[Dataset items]
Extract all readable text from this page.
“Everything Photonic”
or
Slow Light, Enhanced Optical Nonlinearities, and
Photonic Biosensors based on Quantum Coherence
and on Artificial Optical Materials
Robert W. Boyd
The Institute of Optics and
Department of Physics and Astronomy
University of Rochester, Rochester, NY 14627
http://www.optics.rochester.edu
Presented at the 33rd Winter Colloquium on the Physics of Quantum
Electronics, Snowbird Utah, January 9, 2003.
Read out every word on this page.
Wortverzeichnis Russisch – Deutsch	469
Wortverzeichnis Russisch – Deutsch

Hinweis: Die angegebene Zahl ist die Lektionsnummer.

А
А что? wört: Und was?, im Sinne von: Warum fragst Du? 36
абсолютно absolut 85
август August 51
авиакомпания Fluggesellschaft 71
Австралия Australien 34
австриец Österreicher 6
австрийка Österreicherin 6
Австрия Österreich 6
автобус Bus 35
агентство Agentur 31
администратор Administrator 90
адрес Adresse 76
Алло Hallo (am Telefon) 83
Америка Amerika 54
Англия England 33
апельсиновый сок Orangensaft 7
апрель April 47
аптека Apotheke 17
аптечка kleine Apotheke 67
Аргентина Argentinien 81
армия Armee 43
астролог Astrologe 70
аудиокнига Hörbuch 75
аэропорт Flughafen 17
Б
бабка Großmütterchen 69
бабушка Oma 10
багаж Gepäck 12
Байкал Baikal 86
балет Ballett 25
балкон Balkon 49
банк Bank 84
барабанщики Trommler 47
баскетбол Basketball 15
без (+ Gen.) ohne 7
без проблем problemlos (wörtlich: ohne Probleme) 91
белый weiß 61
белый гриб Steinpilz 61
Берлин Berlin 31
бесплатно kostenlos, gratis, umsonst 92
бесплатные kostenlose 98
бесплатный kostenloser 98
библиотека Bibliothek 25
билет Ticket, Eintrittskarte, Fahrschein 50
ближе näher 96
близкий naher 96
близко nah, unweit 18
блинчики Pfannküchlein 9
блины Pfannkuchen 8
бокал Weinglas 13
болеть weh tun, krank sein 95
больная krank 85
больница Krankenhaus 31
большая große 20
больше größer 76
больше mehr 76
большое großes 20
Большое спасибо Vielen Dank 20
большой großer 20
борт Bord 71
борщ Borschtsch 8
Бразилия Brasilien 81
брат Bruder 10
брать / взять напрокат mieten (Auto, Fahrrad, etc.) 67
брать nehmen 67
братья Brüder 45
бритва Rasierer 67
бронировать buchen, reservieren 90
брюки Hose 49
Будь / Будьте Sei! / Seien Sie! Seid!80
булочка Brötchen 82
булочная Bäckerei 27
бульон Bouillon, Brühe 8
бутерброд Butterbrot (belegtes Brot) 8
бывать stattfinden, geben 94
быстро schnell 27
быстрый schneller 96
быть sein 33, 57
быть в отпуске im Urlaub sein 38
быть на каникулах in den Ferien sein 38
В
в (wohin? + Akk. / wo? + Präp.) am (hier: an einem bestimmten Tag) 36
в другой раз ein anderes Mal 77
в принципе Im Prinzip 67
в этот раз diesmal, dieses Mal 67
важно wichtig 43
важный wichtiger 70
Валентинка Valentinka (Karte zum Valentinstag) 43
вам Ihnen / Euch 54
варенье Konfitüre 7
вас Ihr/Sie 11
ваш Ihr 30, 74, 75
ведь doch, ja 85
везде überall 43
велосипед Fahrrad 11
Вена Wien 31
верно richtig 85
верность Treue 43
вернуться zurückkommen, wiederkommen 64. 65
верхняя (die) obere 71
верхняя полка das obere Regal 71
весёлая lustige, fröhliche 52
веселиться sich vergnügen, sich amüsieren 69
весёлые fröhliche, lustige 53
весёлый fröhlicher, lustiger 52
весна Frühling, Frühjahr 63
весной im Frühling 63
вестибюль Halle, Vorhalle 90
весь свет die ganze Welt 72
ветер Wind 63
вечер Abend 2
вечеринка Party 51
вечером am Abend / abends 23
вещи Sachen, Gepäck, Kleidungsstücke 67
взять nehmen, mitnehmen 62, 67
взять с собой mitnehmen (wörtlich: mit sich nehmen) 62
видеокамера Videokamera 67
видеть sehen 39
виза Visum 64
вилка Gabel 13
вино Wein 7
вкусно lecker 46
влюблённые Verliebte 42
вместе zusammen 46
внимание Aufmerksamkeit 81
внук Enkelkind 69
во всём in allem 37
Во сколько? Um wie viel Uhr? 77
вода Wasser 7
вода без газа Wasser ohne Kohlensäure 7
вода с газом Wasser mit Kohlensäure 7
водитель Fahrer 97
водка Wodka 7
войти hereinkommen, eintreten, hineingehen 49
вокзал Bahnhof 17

■ SET TASK
Pull out all lines from the entries above in which the word "ohne" appears.

■ EXPECTED ANSWER
без (+ Gen.) ohne 7
без проблем problemlos (wörtlich: ohne Probleme) 91
вода без газа Wasser ohne Kohlensäure 7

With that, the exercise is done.